[Extrait du texte]

Pornographie juvénile : dénoncé par Google

Par Michel Thibault
Pornographie juvénile : dénoncé par Google
(Photo : Gracieuseté - Archives)

Un homme qui s’est avoué coupable de possession de pornographie juvénile a été signalé à la police par Google. Tenant compte de son cas particulier, la Cour lui a imposé une peine inférieure au minimum d’un an prévue par la loi.
Guillaume Delage a reçu par courriel 38 photos montrant un adulte ayant des relations sexuelles avec des fillettes de 2 à 10 ans dans la nuit du 5 au 6 mai 2016, selon le jugement de la Cour du Québec rendu le 7 mars par la juge Chantale Pelletier. L’homme de 27 ans était intoxiqué. Il a conservé les images quelques minutes ou quelques heures et les a retournées à l’expéditeur. Google a dénoncé le téléchargement à la police.

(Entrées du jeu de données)
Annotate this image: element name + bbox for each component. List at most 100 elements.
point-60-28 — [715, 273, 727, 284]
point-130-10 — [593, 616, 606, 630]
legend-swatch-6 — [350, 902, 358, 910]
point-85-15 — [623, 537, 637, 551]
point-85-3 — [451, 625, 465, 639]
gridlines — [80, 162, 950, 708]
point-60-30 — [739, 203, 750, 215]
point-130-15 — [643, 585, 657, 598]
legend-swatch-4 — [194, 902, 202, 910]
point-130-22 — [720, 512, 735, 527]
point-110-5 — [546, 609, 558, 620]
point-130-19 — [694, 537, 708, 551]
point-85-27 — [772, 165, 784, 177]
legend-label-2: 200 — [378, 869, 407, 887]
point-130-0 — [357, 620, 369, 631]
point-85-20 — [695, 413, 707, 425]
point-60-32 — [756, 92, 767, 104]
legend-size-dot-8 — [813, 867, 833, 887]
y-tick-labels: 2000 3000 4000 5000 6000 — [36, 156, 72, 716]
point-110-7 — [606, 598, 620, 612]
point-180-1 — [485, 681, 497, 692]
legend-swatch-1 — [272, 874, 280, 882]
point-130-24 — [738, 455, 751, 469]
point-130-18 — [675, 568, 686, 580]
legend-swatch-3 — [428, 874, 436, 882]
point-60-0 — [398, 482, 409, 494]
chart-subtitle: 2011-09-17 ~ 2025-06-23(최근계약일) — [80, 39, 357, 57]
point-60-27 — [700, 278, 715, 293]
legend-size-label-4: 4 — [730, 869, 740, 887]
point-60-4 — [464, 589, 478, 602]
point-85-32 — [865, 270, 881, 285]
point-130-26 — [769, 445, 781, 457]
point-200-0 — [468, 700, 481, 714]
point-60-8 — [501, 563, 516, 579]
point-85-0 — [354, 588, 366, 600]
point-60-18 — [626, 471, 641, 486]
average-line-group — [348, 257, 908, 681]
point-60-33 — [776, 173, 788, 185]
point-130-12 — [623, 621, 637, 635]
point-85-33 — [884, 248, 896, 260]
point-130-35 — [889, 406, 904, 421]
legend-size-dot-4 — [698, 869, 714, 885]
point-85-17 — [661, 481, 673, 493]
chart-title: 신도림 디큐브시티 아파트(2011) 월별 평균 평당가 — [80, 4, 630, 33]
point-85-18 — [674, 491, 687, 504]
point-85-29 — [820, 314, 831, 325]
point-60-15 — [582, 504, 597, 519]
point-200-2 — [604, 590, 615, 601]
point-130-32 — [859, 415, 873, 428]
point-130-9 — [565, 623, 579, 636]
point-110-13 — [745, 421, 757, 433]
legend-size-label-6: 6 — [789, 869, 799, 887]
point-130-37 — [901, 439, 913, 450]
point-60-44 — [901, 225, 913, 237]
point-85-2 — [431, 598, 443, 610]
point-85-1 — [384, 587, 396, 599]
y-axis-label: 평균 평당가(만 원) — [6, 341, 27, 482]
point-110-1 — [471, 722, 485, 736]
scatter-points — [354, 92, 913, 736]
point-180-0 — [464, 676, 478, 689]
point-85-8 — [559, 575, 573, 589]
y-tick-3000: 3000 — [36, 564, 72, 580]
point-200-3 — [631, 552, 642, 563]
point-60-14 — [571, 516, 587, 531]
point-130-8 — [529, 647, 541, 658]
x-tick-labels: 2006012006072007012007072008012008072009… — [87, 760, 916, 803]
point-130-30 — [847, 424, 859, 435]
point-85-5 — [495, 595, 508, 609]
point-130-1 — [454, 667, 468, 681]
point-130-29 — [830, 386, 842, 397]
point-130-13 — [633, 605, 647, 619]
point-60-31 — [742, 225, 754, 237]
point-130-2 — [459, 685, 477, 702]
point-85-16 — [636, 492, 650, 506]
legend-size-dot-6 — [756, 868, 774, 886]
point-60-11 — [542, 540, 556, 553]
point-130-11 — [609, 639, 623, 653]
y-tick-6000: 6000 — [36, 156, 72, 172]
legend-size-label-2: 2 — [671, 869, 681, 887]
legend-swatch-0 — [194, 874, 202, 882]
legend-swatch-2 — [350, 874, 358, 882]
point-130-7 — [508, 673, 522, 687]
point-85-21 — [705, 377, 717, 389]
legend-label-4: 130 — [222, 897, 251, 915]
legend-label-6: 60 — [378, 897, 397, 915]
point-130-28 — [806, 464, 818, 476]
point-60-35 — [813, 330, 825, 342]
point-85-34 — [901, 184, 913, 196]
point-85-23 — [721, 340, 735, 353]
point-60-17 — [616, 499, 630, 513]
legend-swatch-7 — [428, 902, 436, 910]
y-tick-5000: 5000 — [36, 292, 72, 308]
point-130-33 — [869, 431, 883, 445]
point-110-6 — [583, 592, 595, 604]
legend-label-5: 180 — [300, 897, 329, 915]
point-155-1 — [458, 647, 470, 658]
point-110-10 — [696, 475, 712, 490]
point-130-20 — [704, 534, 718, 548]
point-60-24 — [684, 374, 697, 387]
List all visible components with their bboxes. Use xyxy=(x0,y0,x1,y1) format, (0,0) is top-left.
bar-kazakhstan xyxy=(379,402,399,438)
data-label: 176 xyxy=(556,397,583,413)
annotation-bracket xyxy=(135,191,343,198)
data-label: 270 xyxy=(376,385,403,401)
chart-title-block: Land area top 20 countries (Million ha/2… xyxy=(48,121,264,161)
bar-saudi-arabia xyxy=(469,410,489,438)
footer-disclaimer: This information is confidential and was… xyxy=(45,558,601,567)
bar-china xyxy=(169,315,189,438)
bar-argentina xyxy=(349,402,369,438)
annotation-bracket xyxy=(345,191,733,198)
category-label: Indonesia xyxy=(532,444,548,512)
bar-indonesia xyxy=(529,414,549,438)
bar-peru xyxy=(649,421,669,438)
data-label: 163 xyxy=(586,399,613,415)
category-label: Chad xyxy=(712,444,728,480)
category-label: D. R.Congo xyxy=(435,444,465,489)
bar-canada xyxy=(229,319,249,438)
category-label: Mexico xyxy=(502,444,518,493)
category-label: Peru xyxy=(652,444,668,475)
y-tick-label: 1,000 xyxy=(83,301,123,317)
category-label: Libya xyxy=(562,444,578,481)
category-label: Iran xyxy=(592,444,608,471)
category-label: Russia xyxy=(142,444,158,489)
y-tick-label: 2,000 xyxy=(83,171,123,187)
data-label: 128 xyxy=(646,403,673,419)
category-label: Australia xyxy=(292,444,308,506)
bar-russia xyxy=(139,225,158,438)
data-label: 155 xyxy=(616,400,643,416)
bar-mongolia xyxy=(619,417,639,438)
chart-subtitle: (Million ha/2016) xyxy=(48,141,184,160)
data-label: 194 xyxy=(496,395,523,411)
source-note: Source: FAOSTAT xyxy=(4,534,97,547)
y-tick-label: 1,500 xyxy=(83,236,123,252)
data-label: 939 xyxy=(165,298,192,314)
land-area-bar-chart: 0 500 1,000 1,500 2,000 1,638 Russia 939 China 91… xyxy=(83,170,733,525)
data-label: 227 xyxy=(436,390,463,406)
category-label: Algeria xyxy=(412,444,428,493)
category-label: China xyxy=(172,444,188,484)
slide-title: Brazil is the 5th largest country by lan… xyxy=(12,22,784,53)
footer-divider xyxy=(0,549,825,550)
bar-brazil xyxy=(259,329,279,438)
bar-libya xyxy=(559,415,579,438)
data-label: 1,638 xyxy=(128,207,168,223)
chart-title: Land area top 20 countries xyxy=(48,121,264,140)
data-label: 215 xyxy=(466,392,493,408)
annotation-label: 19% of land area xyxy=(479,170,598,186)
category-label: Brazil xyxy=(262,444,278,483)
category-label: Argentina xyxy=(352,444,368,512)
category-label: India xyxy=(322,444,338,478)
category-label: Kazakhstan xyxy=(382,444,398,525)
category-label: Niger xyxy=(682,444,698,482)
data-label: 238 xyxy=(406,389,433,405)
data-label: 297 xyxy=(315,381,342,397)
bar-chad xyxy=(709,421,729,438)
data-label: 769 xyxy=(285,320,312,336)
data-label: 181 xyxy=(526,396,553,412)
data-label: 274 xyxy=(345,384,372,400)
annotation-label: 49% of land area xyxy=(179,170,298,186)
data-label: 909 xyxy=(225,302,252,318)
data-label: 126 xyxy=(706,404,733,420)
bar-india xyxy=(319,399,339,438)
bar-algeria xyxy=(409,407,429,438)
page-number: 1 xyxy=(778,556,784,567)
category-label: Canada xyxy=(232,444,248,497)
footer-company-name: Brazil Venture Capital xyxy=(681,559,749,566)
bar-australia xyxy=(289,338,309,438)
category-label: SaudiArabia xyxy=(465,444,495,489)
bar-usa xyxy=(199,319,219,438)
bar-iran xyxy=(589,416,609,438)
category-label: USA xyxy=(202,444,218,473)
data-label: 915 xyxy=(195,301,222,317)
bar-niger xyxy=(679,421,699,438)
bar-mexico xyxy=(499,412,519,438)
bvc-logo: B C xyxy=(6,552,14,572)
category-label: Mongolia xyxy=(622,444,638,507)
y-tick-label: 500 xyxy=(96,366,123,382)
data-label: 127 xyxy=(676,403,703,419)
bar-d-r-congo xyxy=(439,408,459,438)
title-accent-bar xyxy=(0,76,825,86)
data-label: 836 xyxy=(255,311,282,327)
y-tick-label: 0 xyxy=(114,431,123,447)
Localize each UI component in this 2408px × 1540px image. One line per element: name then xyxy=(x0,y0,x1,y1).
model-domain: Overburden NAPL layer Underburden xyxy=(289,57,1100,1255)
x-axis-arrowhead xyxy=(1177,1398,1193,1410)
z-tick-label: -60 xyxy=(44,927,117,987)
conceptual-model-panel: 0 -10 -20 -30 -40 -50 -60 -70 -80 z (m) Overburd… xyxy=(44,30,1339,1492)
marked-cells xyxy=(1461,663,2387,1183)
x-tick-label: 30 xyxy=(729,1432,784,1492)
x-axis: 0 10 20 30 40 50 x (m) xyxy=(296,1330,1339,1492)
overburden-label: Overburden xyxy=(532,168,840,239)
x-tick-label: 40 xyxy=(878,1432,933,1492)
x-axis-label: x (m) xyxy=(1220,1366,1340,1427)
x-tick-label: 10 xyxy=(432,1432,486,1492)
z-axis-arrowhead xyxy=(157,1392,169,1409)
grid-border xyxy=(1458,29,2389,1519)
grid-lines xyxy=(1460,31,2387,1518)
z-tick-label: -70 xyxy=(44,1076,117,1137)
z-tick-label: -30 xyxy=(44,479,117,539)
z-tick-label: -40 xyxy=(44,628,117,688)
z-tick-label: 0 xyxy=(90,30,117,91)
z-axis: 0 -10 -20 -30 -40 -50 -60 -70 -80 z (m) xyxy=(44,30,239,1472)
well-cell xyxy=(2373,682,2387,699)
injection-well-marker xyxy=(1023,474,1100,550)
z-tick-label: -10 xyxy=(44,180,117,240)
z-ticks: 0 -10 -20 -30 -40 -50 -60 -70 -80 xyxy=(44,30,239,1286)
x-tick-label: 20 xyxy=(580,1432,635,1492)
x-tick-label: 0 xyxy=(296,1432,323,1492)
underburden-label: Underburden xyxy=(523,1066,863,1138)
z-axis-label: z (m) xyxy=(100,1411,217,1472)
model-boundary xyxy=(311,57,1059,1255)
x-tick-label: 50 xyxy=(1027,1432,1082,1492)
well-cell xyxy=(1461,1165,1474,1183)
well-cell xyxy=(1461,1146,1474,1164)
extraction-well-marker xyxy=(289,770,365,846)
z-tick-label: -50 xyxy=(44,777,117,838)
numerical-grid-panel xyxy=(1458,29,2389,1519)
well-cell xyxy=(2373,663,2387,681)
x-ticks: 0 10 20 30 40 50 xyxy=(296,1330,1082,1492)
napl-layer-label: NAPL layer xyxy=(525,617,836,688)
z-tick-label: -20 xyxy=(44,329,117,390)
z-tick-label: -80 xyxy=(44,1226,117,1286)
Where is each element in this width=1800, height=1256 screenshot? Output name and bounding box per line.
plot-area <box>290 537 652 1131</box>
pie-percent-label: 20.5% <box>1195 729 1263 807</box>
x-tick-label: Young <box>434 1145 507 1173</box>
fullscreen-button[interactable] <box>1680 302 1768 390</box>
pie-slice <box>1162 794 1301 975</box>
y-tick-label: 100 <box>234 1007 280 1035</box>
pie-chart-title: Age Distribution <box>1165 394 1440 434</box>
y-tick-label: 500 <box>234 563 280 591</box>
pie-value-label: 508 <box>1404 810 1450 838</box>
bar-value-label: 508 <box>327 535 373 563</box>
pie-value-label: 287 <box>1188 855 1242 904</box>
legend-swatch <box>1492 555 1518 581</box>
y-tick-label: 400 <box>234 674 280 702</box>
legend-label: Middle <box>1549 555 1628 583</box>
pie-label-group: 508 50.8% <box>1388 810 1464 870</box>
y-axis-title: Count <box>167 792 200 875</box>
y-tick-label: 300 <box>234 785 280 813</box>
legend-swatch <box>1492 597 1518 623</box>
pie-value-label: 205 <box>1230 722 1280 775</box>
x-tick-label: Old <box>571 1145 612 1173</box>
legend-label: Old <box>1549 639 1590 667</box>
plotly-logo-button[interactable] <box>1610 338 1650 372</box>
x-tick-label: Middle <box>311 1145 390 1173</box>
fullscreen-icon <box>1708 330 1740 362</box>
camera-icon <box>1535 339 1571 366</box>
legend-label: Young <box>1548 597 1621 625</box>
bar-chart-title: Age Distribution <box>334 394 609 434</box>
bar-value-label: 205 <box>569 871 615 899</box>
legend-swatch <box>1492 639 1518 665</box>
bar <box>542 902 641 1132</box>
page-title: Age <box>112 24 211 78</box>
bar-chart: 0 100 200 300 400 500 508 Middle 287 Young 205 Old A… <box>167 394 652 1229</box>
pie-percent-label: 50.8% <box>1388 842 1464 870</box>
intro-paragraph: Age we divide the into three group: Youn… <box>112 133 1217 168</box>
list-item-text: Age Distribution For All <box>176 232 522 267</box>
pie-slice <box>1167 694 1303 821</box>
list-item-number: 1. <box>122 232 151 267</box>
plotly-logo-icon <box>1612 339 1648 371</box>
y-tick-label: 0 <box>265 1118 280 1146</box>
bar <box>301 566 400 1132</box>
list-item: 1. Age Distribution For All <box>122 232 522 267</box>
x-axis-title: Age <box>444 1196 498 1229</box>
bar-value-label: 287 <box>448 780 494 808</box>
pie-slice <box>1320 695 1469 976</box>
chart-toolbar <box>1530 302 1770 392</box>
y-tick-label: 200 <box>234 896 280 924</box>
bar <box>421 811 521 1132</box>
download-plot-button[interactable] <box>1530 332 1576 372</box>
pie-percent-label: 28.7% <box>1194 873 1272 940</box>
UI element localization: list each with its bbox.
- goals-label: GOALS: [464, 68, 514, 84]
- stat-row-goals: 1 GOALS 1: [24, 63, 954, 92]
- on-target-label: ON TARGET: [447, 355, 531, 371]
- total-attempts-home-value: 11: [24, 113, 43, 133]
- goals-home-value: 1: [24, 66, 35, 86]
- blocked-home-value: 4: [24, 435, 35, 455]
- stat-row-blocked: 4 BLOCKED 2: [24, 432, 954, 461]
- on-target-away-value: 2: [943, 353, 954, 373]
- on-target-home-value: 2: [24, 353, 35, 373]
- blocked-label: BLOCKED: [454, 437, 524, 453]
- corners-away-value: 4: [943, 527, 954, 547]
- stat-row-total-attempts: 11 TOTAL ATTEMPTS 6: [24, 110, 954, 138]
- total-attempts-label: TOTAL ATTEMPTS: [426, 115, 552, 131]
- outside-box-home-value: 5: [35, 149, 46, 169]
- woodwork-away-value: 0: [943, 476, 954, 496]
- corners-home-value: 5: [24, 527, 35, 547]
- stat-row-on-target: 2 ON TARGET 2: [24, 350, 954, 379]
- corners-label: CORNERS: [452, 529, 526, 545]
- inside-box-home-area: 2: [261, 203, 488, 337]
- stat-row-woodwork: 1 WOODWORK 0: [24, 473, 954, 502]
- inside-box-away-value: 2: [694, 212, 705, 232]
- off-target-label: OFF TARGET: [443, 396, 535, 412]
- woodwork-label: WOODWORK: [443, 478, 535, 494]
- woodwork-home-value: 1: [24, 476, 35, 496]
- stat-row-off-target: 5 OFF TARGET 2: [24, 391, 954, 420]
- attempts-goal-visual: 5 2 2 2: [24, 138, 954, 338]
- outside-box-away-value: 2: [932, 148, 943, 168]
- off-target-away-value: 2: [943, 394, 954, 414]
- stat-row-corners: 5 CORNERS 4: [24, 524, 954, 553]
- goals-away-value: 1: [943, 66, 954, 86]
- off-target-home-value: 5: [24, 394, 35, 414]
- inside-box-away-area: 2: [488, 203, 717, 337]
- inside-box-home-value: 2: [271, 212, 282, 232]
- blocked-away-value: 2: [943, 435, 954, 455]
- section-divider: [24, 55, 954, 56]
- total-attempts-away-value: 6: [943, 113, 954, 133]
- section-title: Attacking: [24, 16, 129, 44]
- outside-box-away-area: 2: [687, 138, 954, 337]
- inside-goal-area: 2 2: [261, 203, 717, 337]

[Actions demandées]
• a. Dans l'article sur la dénonciation par Google, réécrivez le passage qui commence à "Par Michel Thibault" et finit à "à la police." en remplaçant "courriel" par "message électronique".
• b. Prolongez l'article sur la dénonciation par Google à partir de sa dernière phrase.

[Réponses attendues]
• a.
Par Michel Thibault
Pornographie juvénile : dénoncé par Google
(Photo : Gracieuseté - Archives)

Un homme qui s’est avoué coupable de possession de pornographie juvénile a été signalé à la police par Google. Tenant compte de son cas particulier, la Cour lui a imposé une peine inférieure au minimum d’un an prévue par la loi.
Guillaume Delage a reçu par message électronique 38 photos montrant un adulte ayant des relations sexuelles avec des fillettes de 2 à 10 ans dans la nuit du 5 au 6 mai 2016, selon le jugement de la Cour du Québec rendu le 7 mars par la juge Chantale Pelletier. L’homme de 27 ans était intoxiqué. Il a conservé les images quelques minutes ou quelques heures et les a retournées à l’expéditeur. Google a dénoncé le téléchargement à la police.

• b.
Arrêté et accusé, Delage a reconnu sa culpabilité en juillet 2018. Son avocate a demandé au tribunal de déclarer inopérante la peine minimale d’un an à son égard, plaidant qu’il s’agirait d’une peine «cruelle» contraire à la Charte des droits et libertés.
La juge Pelletier lui a donné raison. Le Tribunal a pris en considération le fait que Delage n’avait pas d’antécédents, qu’il avait plaidé coupable et que le nombre d’images était limité et la possession de courte durée. Il a aussi considéré comme facteur atténuant la situation de l’accusé. «À l’audience, le Tribunal a perçu la vulnérabilité de l’accusé. Comme le souligne l’auteur du rapport présentenciel, son isolement social et les déficits de l’accusé sur le plan de la résolution de problèmes expliquent, sans l’excuser, la commission des infractions criminelles», lit-on dans le jugement.
«Le risque de récidive étant présent, l’accusé est prêt à s’impliquer dans une thérapie spécialisée en délinquance sexuelle. Depuis son arrestation, il a cessé la consommation de méthamphétamines et d’alcool qui a facilité le passage à l’acte. C’est un élément à considérer quant au risque de récidive», écrit la juge.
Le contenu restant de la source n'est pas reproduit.